● **PASSAGE GIVEN**:
Charles Taylor Thursday #4: Define your terms! (Plus, voting.)
Charles Taylor is a Canadian philosopher and social theorist. His most book A Secular Age is an examination of modern secularism and the cultural conditions that gave rise to it.
There’s a phrase that Charles Taylor uses (though I don’t think he coined it) that I’d like to be able to use freely when discussing his work, so I’m going to devote this week’s entry to what Charles Taylor means when he talks about “social imaginaries.” By way of example, I’m going to try to carry forward some of what Ned was saying about voting and rationality. So I apologize to all of you who were eagerly awaiting a direct follow-up to last week’s post about Calvinism.
What I’m trying to get at with this term [i.e., “social imaginary”] is something much broader and deeper than the intellectual schemes people may entertain when they think about reality in a disengagted mode. I am thinking rather of the ways in which they imagine their social existence, how they fit together with others, how things go on between them and their fellows, the expectations which are normally met, and the deeper normative notions and images which underlie these expectations…
Our social imaginary at any given time is complex. It incorporates a sense of the normal expectations that we have of each other; the kind of common understanding which enables us to carry out the collective practices which make up our social life. This incorporates some sense of how we all fit together in carrying out the common practice. This understanding is both factual and “normative”; that is, we have a sense of how things usually go, but this is interwoven with an idea of how they ought to go, of what mis-steps would invalidate the practice…
What I’m calling the social imaginary extends beyond the immediate background understanding which makes sense of our particular practices. This is not an arbitrary extension of th econcept, because just as the practice without the understanding wouldn’t make sense for us, and thus wouldn’t be possible, so this understanding supposes, if it is to make sense, a wider grasp of our whole predicament, how we stand to each other, how we got to where we are, how we relate to other groups, etc.
-Charles Taylor, A Secular Age (171-3)
So the first question to ask is: don’t we already have a phrase for this? Well, it’s not social theory, because, as Taylor says, the ordinary people of a society don’t typically theorize explicitly what they imagine their social world to be; that’s typically the job of an intellectual minority. So the social imaginary has to be widely shared. For this reason, it’s not a “worldview,” since a worldview is typically regarded as the possession of an individual. It makes sense to say that an individual has a twisted worldview, but a defective social imaginary would have to belong to a society as a whole. I speculate that the social imaginary defines the limits of the worldviews that are possible for most people; at one place Taylor says that the social imaginary provides the horizon for our aspirations and fears.

● **STATED PROBLEM 1**:
Answer these questions from the Charles Taylor post:
(a) What nationality does it give for Charles Taylor?
(b) Which book is quoted, and at which pages?
(c) What does it say a worldview is typically regarded as?
The Charles Taylor post and the entries after it come from unrelated sources.

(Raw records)
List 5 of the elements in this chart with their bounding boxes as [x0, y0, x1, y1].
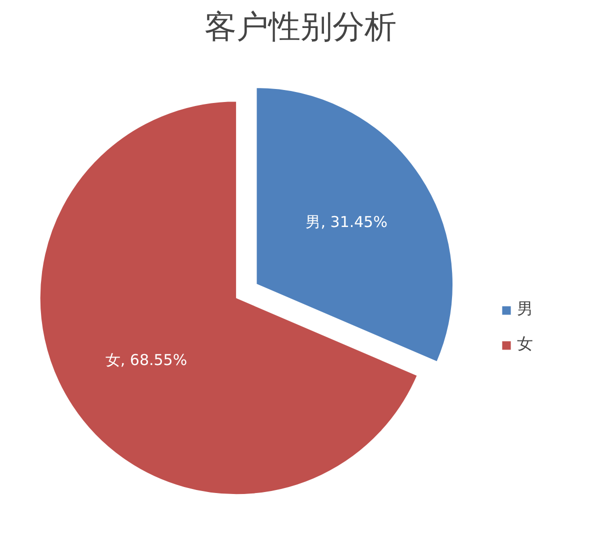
data-label: 男, 31.45%: [306, 212, 388, 231]
legend-label: 女: [517, 334, 534, 355]
legend-label: 男: [517, 299, 534, 320]
data-label: 女, 68.55%: [105, 351, 188, 370]
chart-title: 客户性别分析: [204, 8, 396, 46]
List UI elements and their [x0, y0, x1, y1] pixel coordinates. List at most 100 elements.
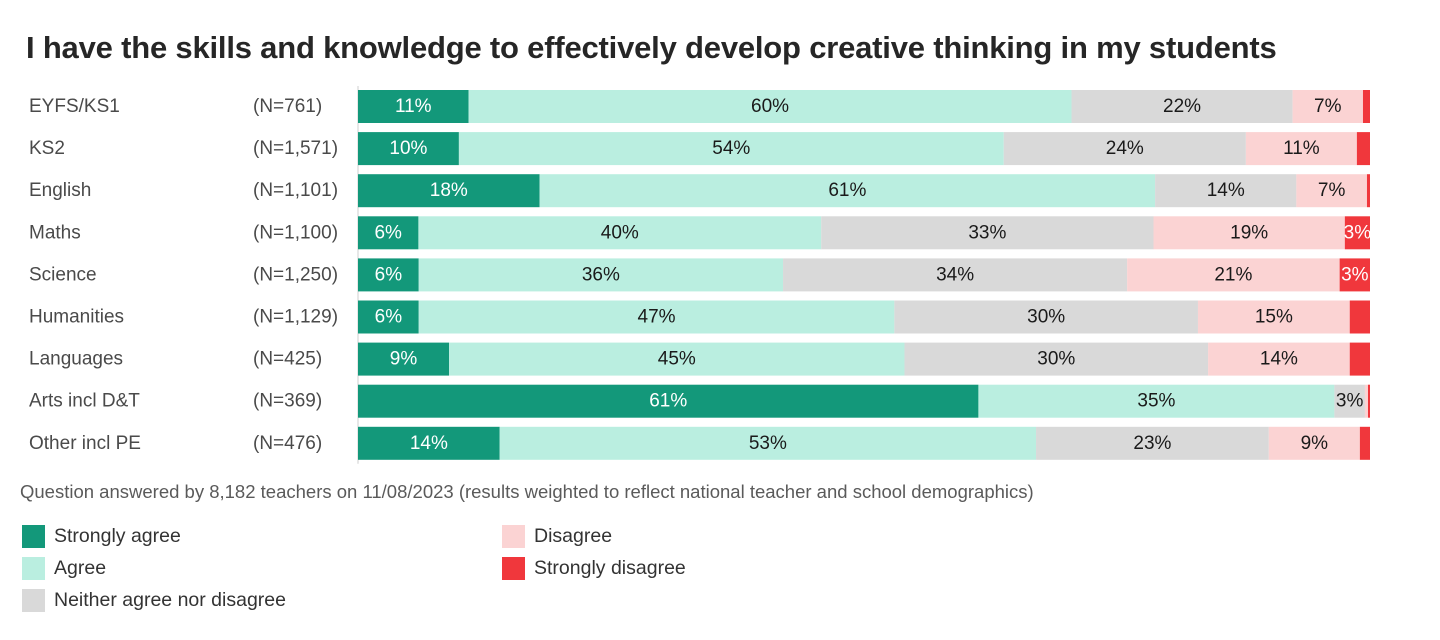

● **STATED PROBLEM 2**: Write out all the entries again, replacing "elements" with "items" and changing nothing else. Leave the pictures out.

● **SOLUTION 1**:
(a) Canadian.
(b) A Secular Age, pages 171-3.
(c) The possession of an individual.

● **SOLUTION 2**:
List 5 of the items in this chart with their bounding boxes as [x0, y0, x1, y1].
data-label: 男, 31.45%: [306, 212, 388, 231]
legend-label: 女: [517, 334, 534, 355]
legend-label: 男: [517, 299, 534, 320]
data-label: 女, 68.55%: [105, 351, 188, 370]
chart-title: 客户性别分析: [204, 8, 396, 46]
List UI items and their [x0, y0, x1, y1] pixel coordinates. List at most 100 items.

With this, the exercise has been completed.